Challenge:
Emit the entire listing verbatim.

Figure dataset records:
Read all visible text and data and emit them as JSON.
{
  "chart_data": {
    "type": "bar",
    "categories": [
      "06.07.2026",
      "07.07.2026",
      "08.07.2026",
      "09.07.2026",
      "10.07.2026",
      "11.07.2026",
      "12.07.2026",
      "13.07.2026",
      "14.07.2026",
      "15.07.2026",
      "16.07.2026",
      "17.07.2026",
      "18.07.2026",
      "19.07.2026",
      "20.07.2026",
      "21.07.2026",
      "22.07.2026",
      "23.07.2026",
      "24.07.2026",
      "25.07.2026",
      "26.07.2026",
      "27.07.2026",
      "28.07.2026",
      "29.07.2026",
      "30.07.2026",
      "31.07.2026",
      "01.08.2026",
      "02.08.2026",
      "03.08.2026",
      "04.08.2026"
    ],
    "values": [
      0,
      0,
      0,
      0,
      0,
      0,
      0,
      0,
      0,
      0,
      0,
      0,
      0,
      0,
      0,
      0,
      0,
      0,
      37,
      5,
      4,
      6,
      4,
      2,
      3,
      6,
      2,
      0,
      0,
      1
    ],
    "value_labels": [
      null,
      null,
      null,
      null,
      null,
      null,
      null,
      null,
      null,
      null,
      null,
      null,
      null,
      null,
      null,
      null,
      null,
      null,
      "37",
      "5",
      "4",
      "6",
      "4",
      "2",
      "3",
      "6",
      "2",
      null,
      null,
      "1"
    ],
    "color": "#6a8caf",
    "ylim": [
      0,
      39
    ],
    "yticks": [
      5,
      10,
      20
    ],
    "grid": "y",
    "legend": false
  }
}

Solution for this problem:
Read all visible text and data and emit them as JSON.
{
  "chart_data": {
    "type": "bar",
    "categories": [
      "06.07.2026",
      "07.07.2026",
      "08.07.2026",
      "09.07.2026",
      "10.07.2026",
      "11.07.2026",
      "12.07.2026",
      "13.07.2026",
      "14.07.2026",
      "15.07.2026",
      "16.07.2026",
      "17.07.2026",
      "18.07.2026",
      "19.07.2026",
      "20.07.2026",
      "21.07.2026",
      "22.07.2026",
      "23.07.2026",
      "24.07.2026",
      "25.07.2026",
      "26.07.2026",
      "27.07.2026",
      "28.07.2026",
      "29.07.2026",
      "30.07.2026",
      "31.07.2026",
      "01.08.2026",
      "02.08.2026",
      "03.08.2026",
      "04.08.2026"
    ],
    "values": [
      0,
      0,
      0,
      0,
      0,
      0,
      0,
      0,
      0,
      0,
      0,
      0,
      0,
      0,
      0,
      0,
      0,
      0,
      37,
      5,
      4,
      6,
      4,
      2,
      3,
      6,
      2,
      0,
      0,
      1
    ],
    "value_labels": [
      null,
      null,
      null,
      null,
      null,
      null,
      null,
      null,
      null,
      null,
      null,
      null,
      null,
      null,
      null,
      null,
      null,
      null,
      "37",
      "5",
      "4",
      "6",
      "4",
      "2",
      "3",
      "6",
      "2",
      null,
      null,
      "1"
    ],
    "color": "#6a8caf",
    "ylim": [
      0,
      39
    ],
    "yticks": [
      5,
      10,
      20
    ],
    "grid": "y",
    "legend": false
  }
}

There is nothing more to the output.